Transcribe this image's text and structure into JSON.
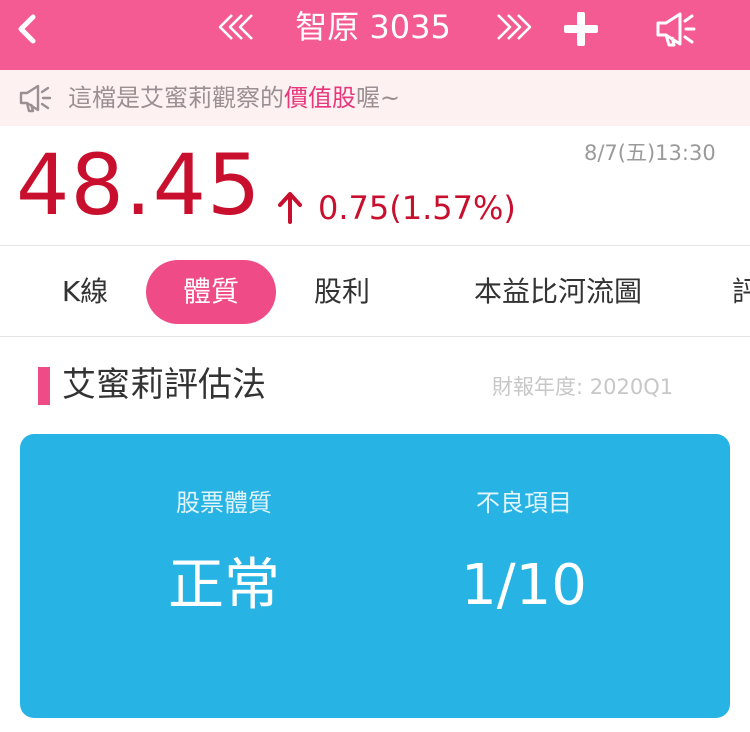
{
  "header": {
    "title": "智原 3035",
    "icons": {
      "back": "chevron-left-icon",
      "prev": "double-chevron-left-icon",
      "next": "double-chevron-right-icon",
      "add": "plus-icon",
      "speaker": "megaphone-icon"
    },
    "color": "#f45b93"
  },
  "notice": {
    "text_before": "這檔是艾蜜莉觀察的",
    "highlight": "價值股",
    "text_after": "喔~",
    "highlight_color": "#e8367c"
  },
  "quote": {
    "price": "48.45",
    "change": "0.75(1.57%)",
    "direction": "up",
    "time": "8/7(五)13:30",
    "color": "#c8102e"
  },
  "tabs": [
    {
      "label": "K線",
      "active": false
    },
    {
      "label": "體質",
      "active": true
    },
    {
      "label": "股利",
      "active": false
    },
    {
      "label": "本益比河流圖",
      "active": false
    },
    {
      "label": "評",
      "active": false
    }
  ],
  "section": {
    "title": "艾蜜莉評估法",
    "report_date": "財報年度: 2020Q1"
  },
  "card": {
    "color": "#27b3e4",
    "health_label": "股票體質",
    "health_value": "正常",
    "bad_items_label": "不良項目",
    "bad_items_value": "1/10"
  }
}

---

Return the full material word for word. Do not include the pictures.

> _Task result_
Transcribe this image's text and structure into JSON.
{
  "header": {
    "title": "智原 3035",
    "icons": {
      "back": "chevron-left-icon",
      "prev": "double-chevron-left-icon",
      "next": "double-chevron-right-icon",
      "add": "plus-icon",
      "speaker": "megaphone-icon"
    },
    "color": "#f45b93"
  },
  "notice": {
    "text_before": "這檔是艾蜜莉觀察的",
    "highlight": "價值股",
    "text_after": "喔~",
    "highlight_color": "#e8367c"
  },
  "quote": {
    "price": "48.45",
    "change": "0.75(1.57%)",
    "direction": "up",
    "time": "8/7(五)13:30",
    "color": "#c8102e"
  },
  "tabs": [
    {
      "label": "K線",
      "active": false
    },
    {
      "label": "體質",
      "active": true
    },
    {
      "label": "股利",
      "active": false
    },
    {
      "label": "本益比河流圖",
      "active": false
    },
    {
      "label": "評",
      "active": false
    }
  ],
  "section": {
    "title": "艾蜜莉評估法",
    "report_date": "財報年度: 2020Q1"
  },
  "card": {
    "color": "#27b3e4",
    "health_label": "股票體質",
    "health_value": "正常",
    "bad_items_label": "不良項目",
    "bad_items_value": "1/10"
  }
}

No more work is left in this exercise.